## start Data rows

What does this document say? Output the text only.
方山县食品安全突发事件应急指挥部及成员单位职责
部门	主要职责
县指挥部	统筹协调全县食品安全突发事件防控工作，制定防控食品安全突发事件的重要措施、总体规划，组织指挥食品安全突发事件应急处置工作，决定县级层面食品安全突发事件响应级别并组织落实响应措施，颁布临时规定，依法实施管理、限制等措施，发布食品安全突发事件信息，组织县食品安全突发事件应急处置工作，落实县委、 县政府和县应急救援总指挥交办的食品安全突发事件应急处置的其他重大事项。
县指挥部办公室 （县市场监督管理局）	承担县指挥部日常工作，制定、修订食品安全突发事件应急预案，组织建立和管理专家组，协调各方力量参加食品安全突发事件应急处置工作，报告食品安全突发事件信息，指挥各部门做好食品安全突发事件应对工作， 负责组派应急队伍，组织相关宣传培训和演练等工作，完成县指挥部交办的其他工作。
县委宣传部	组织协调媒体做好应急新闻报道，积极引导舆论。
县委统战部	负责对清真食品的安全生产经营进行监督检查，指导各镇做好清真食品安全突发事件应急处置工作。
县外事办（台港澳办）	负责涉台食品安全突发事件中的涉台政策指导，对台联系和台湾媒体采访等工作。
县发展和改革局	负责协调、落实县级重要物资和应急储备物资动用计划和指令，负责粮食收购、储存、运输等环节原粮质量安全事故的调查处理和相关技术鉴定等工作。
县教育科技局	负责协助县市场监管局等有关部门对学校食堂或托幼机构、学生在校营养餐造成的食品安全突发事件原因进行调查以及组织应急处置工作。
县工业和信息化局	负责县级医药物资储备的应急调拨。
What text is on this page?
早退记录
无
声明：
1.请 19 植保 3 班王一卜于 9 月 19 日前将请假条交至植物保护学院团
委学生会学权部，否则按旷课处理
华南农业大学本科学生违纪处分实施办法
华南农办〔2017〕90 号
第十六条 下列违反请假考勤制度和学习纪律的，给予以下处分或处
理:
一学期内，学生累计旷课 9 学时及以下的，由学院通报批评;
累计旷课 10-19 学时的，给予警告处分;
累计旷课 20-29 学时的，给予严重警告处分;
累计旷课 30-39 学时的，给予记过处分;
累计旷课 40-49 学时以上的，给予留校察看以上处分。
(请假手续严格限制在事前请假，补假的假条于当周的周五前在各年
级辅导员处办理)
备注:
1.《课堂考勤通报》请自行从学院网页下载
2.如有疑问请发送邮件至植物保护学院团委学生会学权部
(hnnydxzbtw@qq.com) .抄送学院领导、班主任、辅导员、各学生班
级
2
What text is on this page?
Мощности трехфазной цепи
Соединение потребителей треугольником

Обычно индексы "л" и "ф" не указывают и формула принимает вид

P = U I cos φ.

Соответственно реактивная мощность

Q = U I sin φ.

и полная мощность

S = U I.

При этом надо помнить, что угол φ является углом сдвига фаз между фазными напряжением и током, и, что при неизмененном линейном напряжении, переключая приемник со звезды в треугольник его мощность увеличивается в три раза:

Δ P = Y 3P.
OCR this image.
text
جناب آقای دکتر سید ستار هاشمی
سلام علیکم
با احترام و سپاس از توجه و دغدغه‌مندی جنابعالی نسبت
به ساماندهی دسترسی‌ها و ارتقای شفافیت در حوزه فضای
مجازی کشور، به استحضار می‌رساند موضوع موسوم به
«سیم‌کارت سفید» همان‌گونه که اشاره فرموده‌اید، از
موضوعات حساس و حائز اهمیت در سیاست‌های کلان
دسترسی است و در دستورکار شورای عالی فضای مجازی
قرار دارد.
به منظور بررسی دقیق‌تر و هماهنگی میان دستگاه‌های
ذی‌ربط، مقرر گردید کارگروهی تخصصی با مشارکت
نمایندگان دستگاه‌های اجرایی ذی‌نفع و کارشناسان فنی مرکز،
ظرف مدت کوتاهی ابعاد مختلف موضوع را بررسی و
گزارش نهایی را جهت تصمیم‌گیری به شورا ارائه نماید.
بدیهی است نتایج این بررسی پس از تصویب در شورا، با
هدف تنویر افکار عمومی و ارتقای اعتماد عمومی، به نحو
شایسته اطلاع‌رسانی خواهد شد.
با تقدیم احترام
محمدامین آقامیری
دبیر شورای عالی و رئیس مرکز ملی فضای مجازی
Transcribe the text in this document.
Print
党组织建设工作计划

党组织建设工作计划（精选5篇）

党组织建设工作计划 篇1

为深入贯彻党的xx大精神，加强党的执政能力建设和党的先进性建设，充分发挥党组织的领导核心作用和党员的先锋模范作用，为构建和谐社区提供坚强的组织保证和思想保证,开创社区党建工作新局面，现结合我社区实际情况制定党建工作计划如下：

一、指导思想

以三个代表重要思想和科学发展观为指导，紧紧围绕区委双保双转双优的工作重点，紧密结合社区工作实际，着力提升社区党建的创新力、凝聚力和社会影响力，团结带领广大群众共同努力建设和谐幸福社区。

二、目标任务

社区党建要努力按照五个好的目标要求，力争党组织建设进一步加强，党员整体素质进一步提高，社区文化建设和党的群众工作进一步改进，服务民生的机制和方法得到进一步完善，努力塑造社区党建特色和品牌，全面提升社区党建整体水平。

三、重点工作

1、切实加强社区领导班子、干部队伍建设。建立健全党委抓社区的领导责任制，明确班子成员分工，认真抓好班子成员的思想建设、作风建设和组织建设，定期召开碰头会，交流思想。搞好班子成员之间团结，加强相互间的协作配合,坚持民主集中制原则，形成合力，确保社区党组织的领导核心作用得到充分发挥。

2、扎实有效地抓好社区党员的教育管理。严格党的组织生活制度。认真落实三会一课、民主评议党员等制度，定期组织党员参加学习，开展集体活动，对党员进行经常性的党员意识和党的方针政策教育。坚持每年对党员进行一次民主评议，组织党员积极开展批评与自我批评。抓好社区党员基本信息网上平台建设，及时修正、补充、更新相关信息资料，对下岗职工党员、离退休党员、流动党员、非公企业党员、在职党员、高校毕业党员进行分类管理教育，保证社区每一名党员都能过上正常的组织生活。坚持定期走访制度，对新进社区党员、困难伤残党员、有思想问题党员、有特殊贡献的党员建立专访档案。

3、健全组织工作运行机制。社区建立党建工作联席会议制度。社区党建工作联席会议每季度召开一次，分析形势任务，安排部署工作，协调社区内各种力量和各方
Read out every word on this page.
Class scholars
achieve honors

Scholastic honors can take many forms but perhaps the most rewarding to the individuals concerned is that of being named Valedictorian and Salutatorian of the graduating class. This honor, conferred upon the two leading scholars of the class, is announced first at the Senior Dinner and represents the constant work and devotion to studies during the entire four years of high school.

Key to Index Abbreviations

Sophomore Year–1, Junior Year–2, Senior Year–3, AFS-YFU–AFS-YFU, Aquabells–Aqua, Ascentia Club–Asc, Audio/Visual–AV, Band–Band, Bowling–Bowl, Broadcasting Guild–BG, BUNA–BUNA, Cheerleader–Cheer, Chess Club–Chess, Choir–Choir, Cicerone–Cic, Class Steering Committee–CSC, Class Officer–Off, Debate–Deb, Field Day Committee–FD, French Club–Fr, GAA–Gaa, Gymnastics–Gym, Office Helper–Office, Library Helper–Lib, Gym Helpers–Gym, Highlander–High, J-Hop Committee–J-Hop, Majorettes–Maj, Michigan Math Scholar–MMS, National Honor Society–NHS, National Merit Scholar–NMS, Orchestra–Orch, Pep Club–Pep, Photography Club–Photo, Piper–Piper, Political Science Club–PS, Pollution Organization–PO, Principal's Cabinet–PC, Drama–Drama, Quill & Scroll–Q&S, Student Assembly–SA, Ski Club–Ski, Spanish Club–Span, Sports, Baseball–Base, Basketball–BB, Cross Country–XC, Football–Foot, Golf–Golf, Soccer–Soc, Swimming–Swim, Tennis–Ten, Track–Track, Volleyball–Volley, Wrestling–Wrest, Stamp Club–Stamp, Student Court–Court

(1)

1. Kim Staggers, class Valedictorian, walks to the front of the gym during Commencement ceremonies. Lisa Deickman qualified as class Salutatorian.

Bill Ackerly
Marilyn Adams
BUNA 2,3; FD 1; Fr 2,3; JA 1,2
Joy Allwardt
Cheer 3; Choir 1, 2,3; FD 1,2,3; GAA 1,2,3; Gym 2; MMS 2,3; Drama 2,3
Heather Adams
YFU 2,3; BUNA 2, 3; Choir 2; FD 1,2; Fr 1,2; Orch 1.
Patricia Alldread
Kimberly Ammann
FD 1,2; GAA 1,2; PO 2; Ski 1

## end Data rows

Required work:
Write out every line from the entries where "text" appears.

Worked answer:
What does this document say? Output the text only.
What text is on this page?
What text is on this page?
text
Transcribe the text in this document.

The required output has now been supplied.